#### THE PROBLEM:
Emit the data below verbatim, stripping out any pictures.

#### GIVEN RECORDS:

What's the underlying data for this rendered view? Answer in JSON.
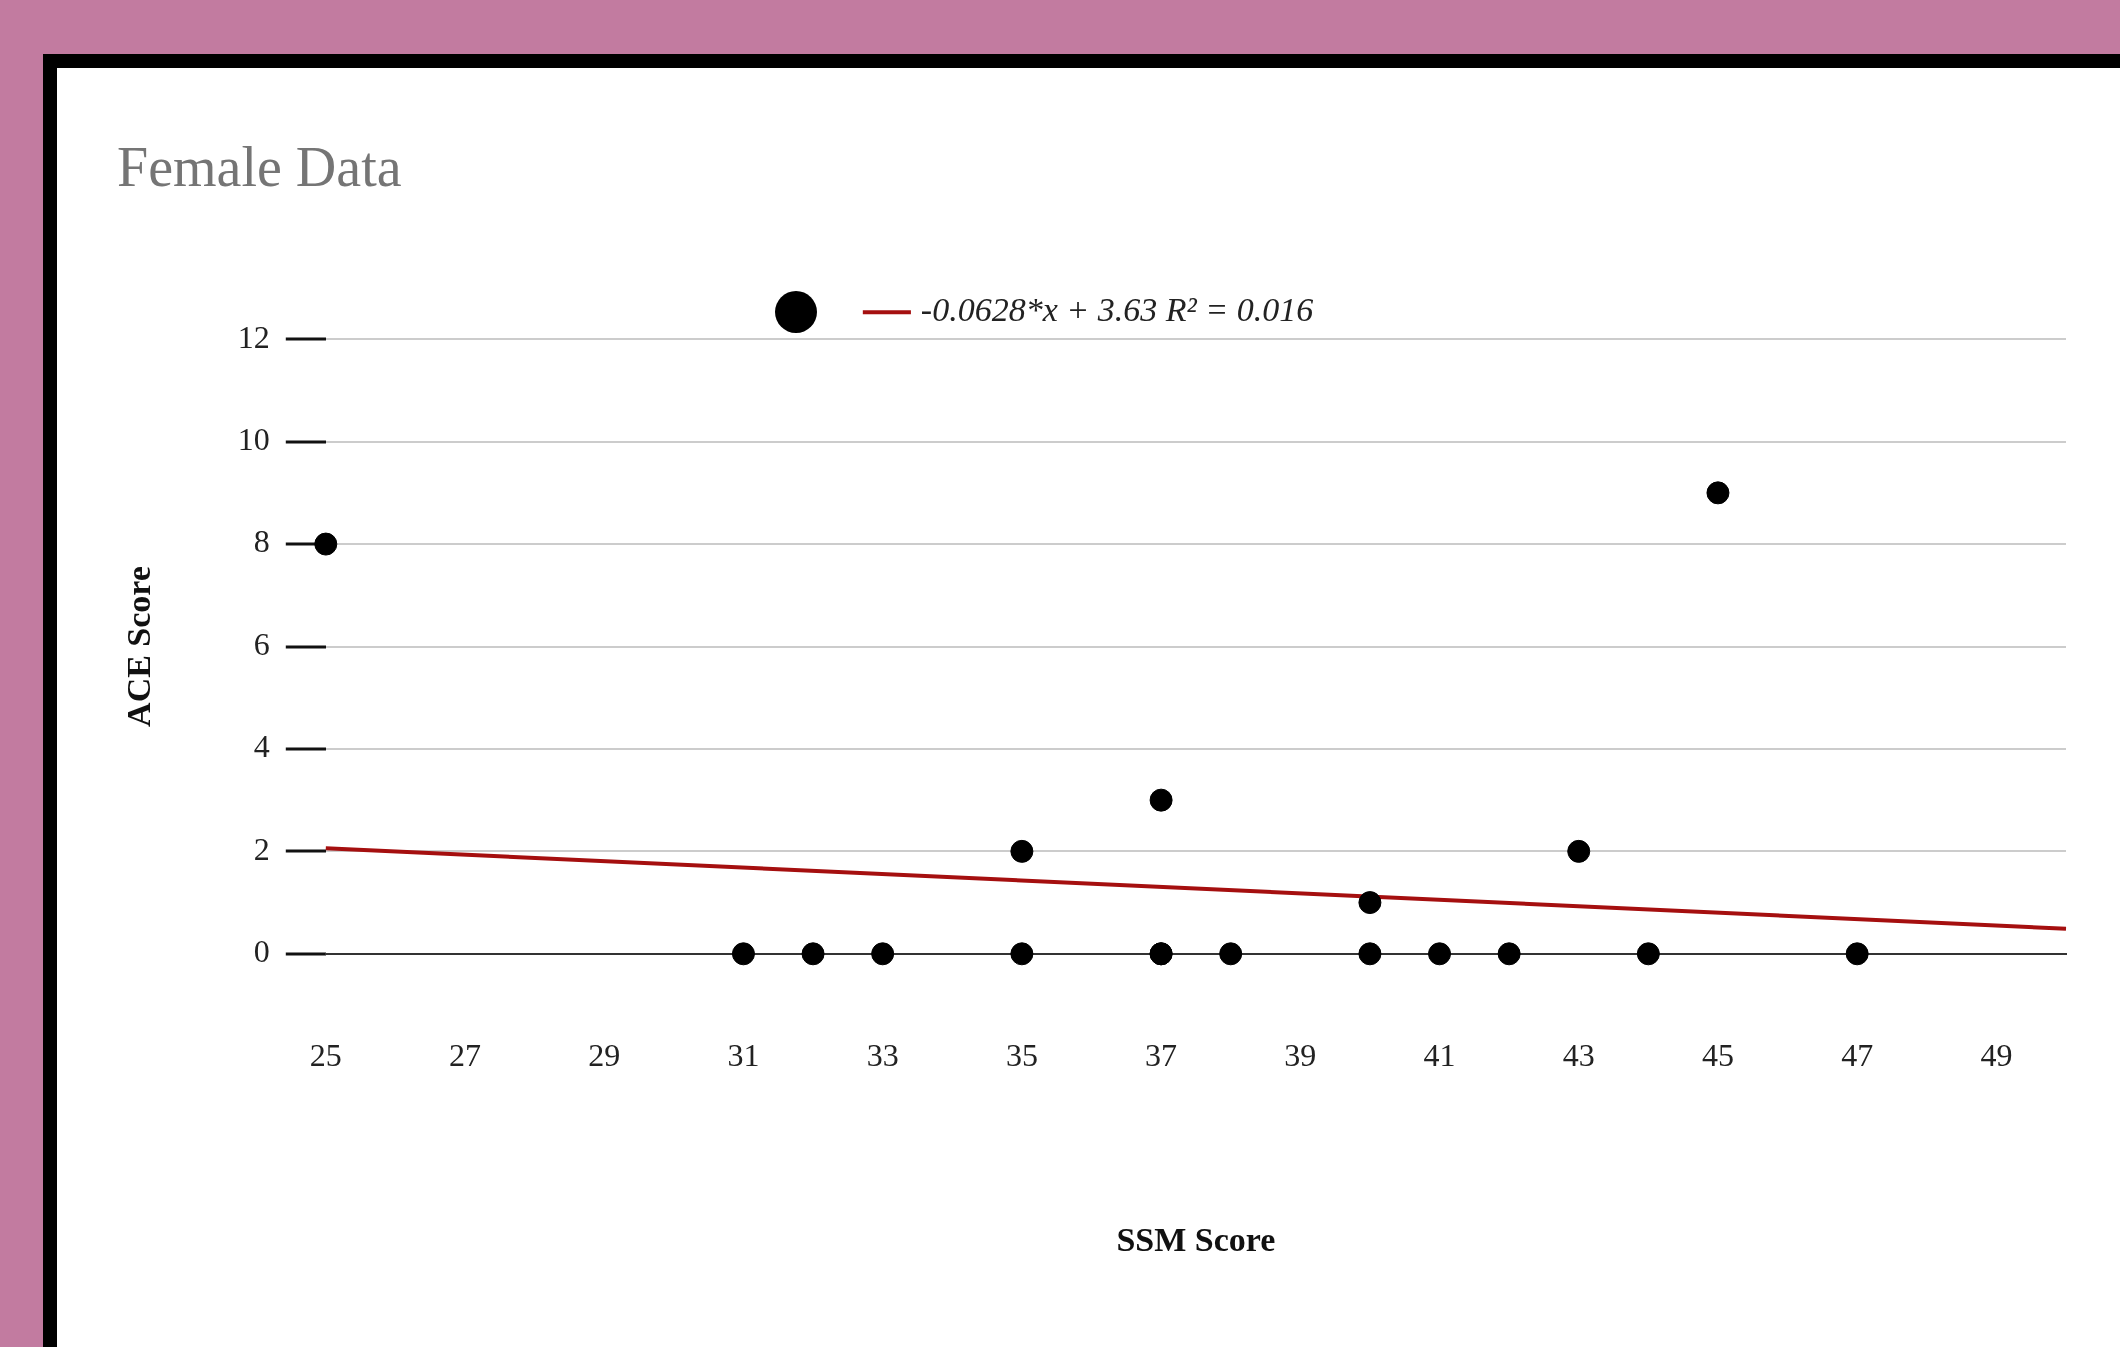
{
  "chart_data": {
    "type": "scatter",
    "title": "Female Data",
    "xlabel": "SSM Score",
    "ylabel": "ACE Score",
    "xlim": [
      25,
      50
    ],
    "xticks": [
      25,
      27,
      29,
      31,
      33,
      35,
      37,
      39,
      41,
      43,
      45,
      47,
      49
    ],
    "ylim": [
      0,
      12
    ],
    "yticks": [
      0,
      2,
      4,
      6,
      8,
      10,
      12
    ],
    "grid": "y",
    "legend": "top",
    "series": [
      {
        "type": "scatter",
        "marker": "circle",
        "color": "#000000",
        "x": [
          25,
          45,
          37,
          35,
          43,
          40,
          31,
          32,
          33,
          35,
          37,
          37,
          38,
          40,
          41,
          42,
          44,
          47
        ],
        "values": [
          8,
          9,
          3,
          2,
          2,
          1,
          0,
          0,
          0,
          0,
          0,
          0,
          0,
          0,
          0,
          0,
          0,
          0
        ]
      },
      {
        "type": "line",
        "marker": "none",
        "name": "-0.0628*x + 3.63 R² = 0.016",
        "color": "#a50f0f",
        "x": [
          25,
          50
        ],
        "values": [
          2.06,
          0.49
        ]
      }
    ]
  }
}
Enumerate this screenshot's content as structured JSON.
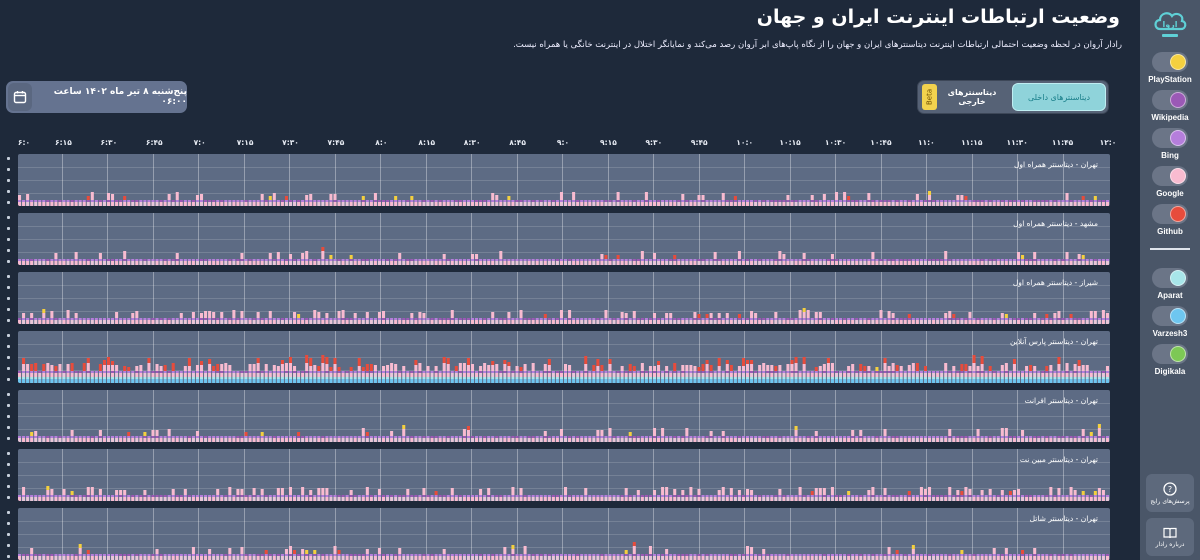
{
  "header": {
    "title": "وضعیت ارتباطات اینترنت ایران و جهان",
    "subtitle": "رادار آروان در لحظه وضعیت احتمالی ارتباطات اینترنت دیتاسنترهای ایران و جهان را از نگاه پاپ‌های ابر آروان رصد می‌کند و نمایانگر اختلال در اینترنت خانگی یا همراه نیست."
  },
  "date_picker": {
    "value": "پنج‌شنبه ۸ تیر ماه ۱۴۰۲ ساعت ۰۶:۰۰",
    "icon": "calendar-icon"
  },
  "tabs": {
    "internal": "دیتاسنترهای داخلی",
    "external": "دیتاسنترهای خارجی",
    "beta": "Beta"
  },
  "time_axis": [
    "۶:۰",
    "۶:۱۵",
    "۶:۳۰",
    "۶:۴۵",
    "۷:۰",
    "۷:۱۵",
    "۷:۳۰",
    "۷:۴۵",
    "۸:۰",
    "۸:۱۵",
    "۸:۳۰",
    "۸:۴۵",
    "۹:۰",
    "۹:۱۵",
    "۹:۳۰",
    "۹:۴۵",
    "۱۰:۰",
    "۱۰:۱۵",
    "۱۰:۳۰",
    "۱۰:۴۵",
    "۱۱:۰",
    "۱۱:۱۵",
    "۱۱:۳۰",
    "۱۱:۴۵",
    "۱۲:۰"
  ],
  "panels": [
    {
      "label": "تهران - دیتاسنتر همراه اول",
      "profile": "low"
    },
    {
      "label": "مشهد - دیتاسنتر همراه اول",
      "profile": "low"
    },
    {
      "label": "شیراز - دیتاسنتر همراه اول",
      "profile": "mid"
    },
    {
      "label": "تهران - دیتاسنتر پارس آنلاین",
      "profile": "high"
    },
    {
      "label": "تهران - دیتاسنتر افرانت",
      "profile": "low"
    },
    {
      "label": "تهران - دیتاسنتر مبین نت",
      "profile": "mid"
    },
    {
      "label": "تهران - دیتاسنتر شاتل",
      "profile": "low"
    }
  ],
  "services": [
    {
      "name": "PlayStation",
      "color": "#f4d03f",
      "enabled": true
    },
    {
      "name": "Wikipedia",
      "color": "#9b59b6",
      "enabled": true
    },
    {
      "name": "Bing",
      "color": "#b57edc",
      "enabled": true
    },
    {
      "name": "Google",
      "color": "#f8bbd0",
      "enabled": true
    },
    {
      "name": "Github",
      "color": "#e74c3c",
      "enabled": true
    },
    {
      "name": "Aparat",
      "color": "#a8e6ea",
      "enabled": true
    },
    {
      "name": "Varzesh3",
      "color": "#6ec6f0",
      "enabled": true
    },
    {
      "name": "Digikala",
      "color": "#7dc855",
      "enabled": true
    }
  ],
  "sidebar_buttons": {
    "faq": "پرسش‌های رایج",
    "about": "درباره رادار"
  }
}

#### WORKED ANSWER:
What's the underlying data for this rendered view? Answer in JSON.
{
  "chart_data": {
    "type": "scatter",
    "title": "Female Data",
    "xlabel": "SSM Score",
    "ylabel": "ACE Score",
    "xlim": [
      25,
      50
    ],
    "xticks": [
      25,
      27,
      29,
      31,
      33,
      35,
      37,
      39,
      41,
      43,
      45,
      47,
      49
    ],
    "ylim": [
      0,
      12
    ],
    "yticks": [
      0,
      2,
      4,
      6,
      8,
      10,
      12
    ],
    "grid": "y",
    "legend": "top",
    "series": [
      {
        "type": "scatter",
        "marker": "circle",
        "color": "#000000",
        "x": [
          25,
          45,
          37,
          35,
          43,
          40,
          31,
          32,
          33,
          35,
          37,
          37,
          38,
          40,
          41,
          42,
          44,
          47
        ],
        "values": [
          8,
          9,
          3,
          2,
          2,
          1,
          0,
          0,
          0,
          0,
          0,
          0,
          0,
          0,
          0,
          0,
          0,
          0
        ]
      },
      {
        "type": "line",
        "marker": "none",
        "name": "-0.0628*x + 3.63 R² = 0.016",
        "color": "#a50f0f",
        "x": [
          25,
          50
        ],
        "values": [
          2.06,
          0.49
        ]
      }
    ]
  }
}
Enumerate this screenshot's content as structured JSON.
{
  "header": {
    "title": "وضعیت ارتباطات اینترنت ایران و جهان",
    "subtitle": "رادار آروان در لحظه وضعیت احتمالی ارتباطات اینترنت دیتاسنترهای ایران و جهان را از نگاه پاپ‌های ابر آروان رصد می‌کند و نمایانگر اختلال در اینترنت خانگی یا همراه نیست."
  },
  "date_picker": {
    "value": "پنج‌شنبه ۸ تیر ماه ۱۴۰۲ ساعت ۰۶:۰۰",
    "icon": "calendar-icon"
  },
  "tabs": {
    "internal": "دیتاسنترهای داخلی",
    "external": "دیتاسنترهای خارجی",
    "beta": "Beta"
  },
  "time_axis": [
    "۶:۰",
    "۶:۱۵",
    "۶:۳۰",
    "۶:۴۵",
    "۷:۰",
    "۷:۱۵",
    "۷:۳۰",
    "۷:۴۵",
    "۸:۰",
    "۸:۱۵",
    "۸:۳۰",
    "۸:۴۵",
    "۹:۰",
    "۹:۱۵",
    "۹:۳۰",
    "۹:۴۵",
    "۱۰:۰",
    "۱۰:۱۵",
    "۱۰:۳۰",
    "۱۰:۴۵",
    "۱۱:۰",
    "۱۱:۱۵",
    "۱۱:۳۰",
    "۱۱:۴۵",
    "۱۲:۰"
  ],
  "panels": [
    {
      "label": "تهران - دیتاسنتر همراه اول",
      "profile": "low"
    },
    {
      "label": "مشهد - دیتاسنتر همراه اول",
      "profile": "low"
    },
    {
      "label": "شیراز - دیتاسنتر همراه اول",
      "profile": "mid"
    },
    {
      "label": "تهران - دیتاسنتر پارس آنلاین",
      "profile": "high"
    },
    {
      "label": "تهران - دیتاسنتر افرانت",
      "profile": "low"
    },
    {
      "label": "تهران - دیتاسنتر مبین نت",
      "profile": "mid"
    },
    {
      "label": "تهران - دیتاسنتر شاتل",
      "profile": "low"
    }
  ],
  "services": [
    {
      "name": "PlayStation",
      "color": "#f4d03f",
      "enabled": true
    },
    {
      "name": "Wikipedia",
      "color": "#9b59b6",
      "enabled": true
    },
    {
      "name": "Bing",
      "color": "#b57edc",
      "enabled": true
    },
    {
      "name": "Google",
      "color": "#f8bbd0",
      "enabled": true
    },
    {
      "name": "Github",
      "color": "#e74c3c",
      "enabled": true
    },
    {
      "name": "Aparat",
      "color": "#a8e6ea",
      "enabled": true
    },
    {
      "name": "Varzesh3",
      "color": "#6ec6f0",
      "enabled": true
    },
    {
      "name": "Digikala",
      "color": "#7dc855",
      "enabled": true
    }
  ],
  "sidebar_buttons": {
    "faq": "پرسش‌های رایج",
    "about": "درباره رادار"
  }
}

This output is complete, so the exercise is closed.